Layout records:
(begin)
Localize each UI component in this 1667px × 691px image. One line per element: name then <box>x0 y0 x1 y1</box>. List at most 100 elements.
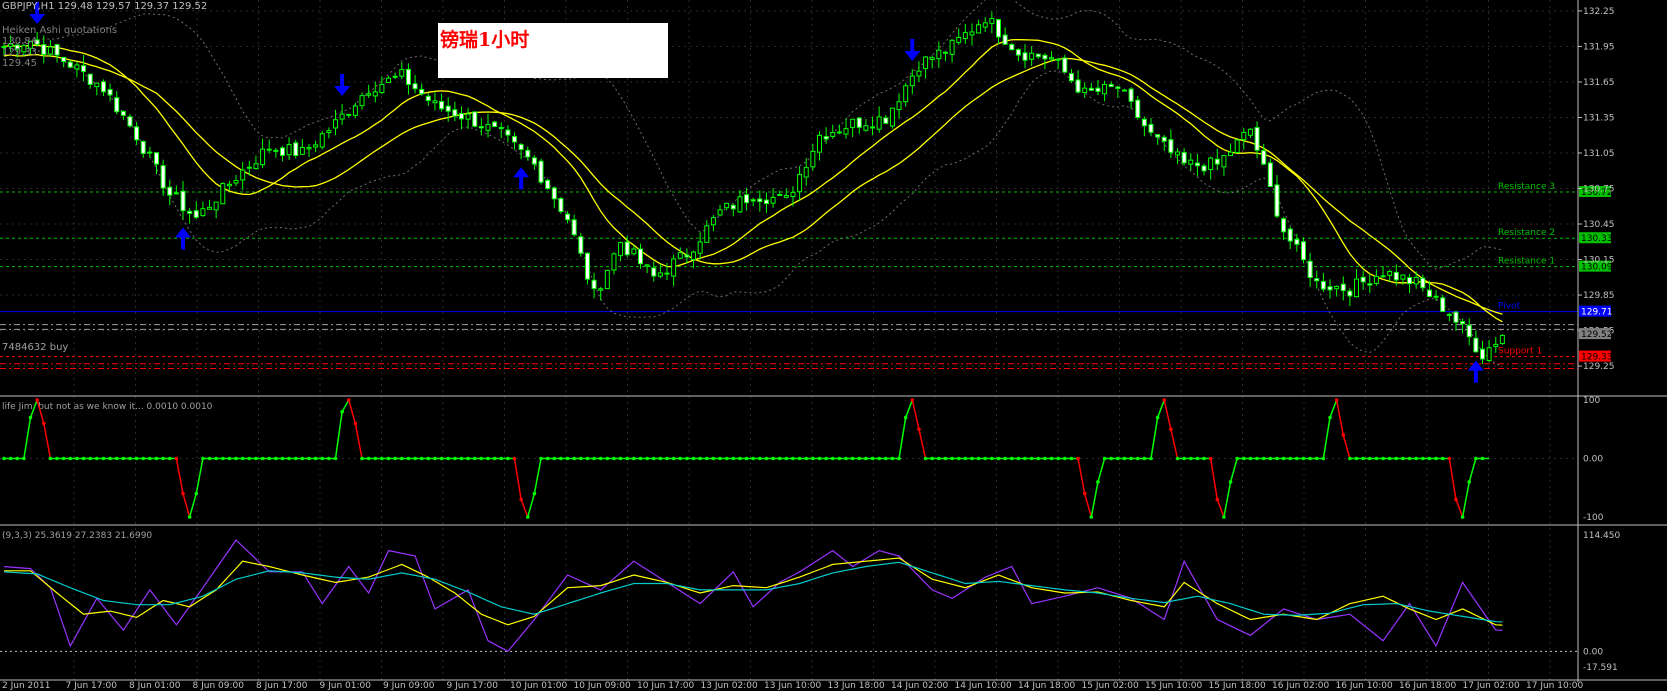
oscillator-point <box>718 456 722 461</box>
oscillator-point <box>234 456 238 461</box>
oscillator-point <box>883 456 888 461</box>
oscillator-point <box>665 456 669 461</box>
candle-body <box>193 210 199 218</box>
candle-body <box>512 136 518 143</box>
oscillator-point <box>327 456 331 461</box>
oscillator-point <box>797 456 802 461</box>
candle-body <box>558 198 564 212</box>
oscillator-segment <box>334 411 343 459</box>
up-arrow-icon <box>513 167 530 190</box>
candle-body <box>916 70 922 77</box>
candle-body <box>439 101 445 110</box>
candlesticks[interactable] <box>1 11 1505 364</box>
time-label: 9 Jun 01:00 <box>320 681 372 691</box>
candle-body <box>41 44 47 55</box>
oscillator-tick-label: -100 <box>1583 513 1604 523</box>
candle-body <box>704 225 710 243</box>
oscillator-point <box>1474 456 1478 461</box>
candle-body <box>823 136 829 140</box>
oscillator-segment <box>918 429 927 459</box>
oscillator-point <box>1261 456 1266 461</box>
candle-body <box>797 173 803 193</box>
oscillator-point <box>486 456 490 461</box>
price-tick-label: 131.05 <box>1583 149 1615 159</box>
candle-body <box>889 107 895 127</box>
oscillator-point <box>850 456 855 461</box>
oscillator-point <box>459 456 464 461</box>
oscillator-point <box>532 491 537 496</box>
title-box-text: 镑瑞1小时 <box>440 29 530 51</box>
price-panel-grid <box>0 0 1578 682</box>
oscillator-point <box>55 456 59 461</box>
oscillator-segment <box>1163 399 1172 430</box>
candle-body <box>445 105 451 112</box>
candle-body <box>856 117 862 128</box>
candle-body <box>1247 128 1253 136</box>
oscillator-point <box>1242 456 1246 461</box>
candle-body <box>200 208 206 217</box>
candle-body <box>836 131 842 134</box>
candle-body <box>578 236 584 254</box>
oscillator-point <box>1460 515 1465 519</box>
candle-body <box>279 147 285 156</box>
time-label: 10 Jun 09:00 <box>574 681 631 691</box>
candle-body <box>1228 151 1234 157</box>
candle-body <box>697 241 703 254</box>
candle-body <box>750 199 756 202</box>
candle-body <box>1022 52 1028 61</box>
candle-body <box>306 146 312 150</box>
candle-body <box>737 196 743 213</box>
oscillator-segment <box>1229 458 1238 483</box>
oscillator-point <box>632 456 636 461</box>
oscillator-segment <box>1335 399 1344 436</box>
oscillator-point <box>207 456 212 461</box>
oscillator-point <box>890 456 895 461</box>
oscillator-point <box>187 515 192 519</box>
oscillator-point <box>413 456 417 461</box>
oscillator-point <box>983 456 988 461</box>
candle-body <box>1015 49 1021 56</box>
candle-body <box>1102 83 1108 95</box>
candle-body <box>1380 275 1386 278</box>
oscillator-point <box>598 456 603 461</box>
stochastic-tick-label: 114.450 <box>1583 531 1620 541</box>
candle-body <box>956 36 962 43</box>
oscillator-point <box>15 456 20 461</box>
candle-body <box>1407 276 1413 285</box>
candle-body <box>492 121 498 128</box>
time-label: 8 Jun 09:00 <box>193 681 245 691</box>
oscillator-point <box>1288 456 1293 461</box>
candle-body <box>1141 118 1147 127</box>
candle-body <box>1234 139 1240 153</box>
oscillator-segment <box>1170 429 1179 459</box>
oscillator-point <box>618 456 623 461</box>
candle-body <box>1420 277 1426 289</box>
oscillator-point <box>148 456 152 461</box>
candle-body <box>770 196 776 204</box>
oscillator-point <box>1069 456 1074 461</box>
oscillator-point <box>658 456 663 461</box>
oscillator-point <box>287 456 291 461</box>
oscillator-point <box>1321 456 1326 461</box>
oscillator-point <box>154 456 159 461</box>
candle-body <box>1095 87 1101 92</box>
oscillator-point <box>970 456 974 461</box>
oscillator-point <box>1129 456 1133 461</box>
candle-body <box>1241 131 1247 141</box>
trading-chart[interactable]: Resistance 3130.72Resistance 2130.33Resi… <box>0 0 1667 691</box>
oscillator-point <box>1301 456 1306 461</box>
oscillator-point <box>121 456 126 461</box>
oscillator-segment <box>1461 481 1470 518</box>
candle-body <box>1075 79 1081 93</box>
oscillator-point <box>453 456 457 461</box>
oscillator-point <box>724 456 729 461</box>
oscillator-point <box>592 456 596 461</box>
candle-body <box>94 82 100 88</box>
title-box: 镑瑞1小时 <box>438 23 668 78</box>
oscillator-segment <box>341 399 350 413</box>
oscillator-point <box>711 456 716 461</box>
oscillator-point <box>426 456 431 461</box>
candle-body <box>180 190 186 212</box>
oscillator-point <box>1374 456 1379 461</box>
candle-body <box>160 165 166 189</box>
(end)
Task instructions: Can you output each line of the records above as a numbered list, leaving out blank lines and the pictures?

Answer for the task:
1. Localize each UI component in this 1667px × 691px image. One line per element: name then <box>x0 y0 x1 y1</box>. List at most 100 elements.
2. oscillator-point <box>718 456 722 461</box>
3. oscillator-point <box>234 456 238 461</box>
4. oscillator-point <box>883 456 888 461</box>
5. oscillator-point <box>665 456 669 461</box>
6. candle-body <box>193 210 199 218</box>
7. candle-body <box>512 136 518 143</box>
8. oscillator-point <box>327 456 331 461</box>
9. oscillator-point <box>797 456 802 461</box>
10. candle-body <box>558 198 564 212</box>
11. oscillator-segment <box>334 411 343 459</box>
12. up-arrow-icon <box>513 167 530 190</box>
13. candle-body <box>916 70 922 77</box>
14. candle-body <box>439 101 445 110</box>
15. candlesticks[interactable] <box>1 11 1505 364</box>
16. time-label: 9 Jun 01:00 <box>320 681 372 691</box>
17. candle-body <box>41 44 47 55</box>
18. oscillator-tick-label: -100 <box>1583 513 1604 523</box>
19. candle-body <box>704 225 710 243</box>
20. oscillator-point <box>1474 456 1478 461</box>
21. candle-body <box>823 136 829 140</box>
22. oscillator-segment <box>918 429 927 459</box>
23. oscillator-point <box>1261 456 1266 461</box>
24. candle-body <box>797 173 803 193</box>
25. oscillator-point <box>486 456 490 461</box>
26. price-tick-label: 131.05 <box>1583 149 1615 159</box>
27. candle-body <box>889 107 895 127</box>
28. oscillator-point <box>850 456 855 461</box>
29. oscillator-point <box>459 456 464 461</box>
30. oscillator-point <box>532 491 537 496</box>
31. title-box-text: 镑瑞1小时 <box>440 29 530 51</box>
32. price-panel-grid <box>0 0 1578 682</box>
33. oscillator-point <box>55 456 59 461</box>
34. oscillator-segment <box>1163 399 1172 430</box>
35. candle-body <box>445 105 451 112</box>
36. candle-body <box>856 117 862 128</box>
37. candle-body <box>1247 128 1253 136</box>
38. oscillator-point <box>1242 456 1246 461</box>
39. candle-body <box>200 208 206 217</box>
40. candle-body <box>836 131 842 134</box>
41. candle-body <box>578 236 584 254</box>
42. oscillator-point <box>1460 515 1465 519</box>
43. candle-body <box>279 147 285 156</box>
44. time-label: 10 Jun 09:00 <box>574 681 631 691</box>
45. candle-body <box>1228 151 1234 157</box>
46. candle-body <box>697 241 703 254</box>
47. candle-body <box>750 199 756 202</box>
48. candle-body <box>1022 52 1028 61</box>
49. candle-body <box>306 146 312 150</box>
50. candle-body <box>737 196 743 213</box>
51. oscillator-segment <box>1229 458 1238 483</box>
52. oscillator-point <box>632 456 636 461</box>
53. oscillator-segment <box>1335 399 1344 436</box>
54. oscillator-point <box>207 456 212 461</box>
55. oscillator-point <box>890 456 895 461</box>
56. oscillator-point <box>187 515 192 519</box>
57. oscillator-point <box>413 456 417 461</box>
58. oscillator-point <box>983 456 988 461</box>
59. candle-body <box>1015 49 1021 56</box>
60. candle-body <box>1102 83 1108 95</box>
61. candle-body <box>1380 275 1386 278</box>
62. oscillator-point <box>598 456 603 461</box>
63. stochastic-tick-label: 114.450 <box>1583 531 1620 541</box>
64. candle-body <box>956 36 962 43</box>
65. oscillator-point <box>15 456 20 461</box>
66. candle-body <box>1407 276 1413 285</box>
67. candle-body <box>492 121 498 128</box>
68. time-label: 8 Jun 09:00 <box>193 681 245 691</box>
69. oscillator-point <box>1288 456 1293 461</box>
70. candle-body <box>1141 118 1147 127</box>
71. candle-body <box>1234 139 1240 153</box>
72. oscillator-segment <box>1170 429 1179 459</box>
73. oscillator-point <box>618 456 623 461</box>
74. candle-body <box>1420 277 1426 289</box>
75. oscillator-point <box>148 456 152 461</box>
76. candle-body <box>770 196 776 204</box>
77. oscillator-point <box>1069 456 1074 461</box>
78. oscillator-point <box>658 456 663 461</box>
79. oscillator-point <box>287 456 291 461</box>
80. oscillator-point <box>1321 456 1326 461</box>
81. oscillator-point <box>154 456 159 461</box>
82. candle-body <box>1095 87 1101 92</box>
83. oscillator-point <box>970 456 974 461</box>
84. oscillator-point <box>1129 456 1133 461</box>
85. candle-body <box>1241 131 1247 141</box>
86. trading-chart[interactable]: Resistance 3130.72Resistance 2130.33Resi… <box>0 0 1667 691</box>
87. oscillator-point <box>1301 456 1306 461</box>
88. oscillator-point <box>121 456 126 461</box>
89. oscillator-segment <box>1461 481 1470 518</box>
90. candle-body <box>1075 79 1081 93</box>
91. oscillator-point <box>453 456 457 461</box>
92. oscillator-point <box>724 456 729 461</box>
93. oscillator-point <box>592 456 596 461</box>
94. candle-body <box>94 82 100 88</box>
95. title-box: 镑瑞1小时 <box>438 23 668 78</box>
96. oscillator-segment <box>341 399 350 413</box>
97. oscillator-point <box>711 456 716 461</box>
98. oscillator-point <box>426 456 431 461</box>
99. candle-body <box>180 190 186 212</box>
100. oscillator-point <box>1374 456 1379 461</box>
101. candle-body <box>160 165 166 189</box>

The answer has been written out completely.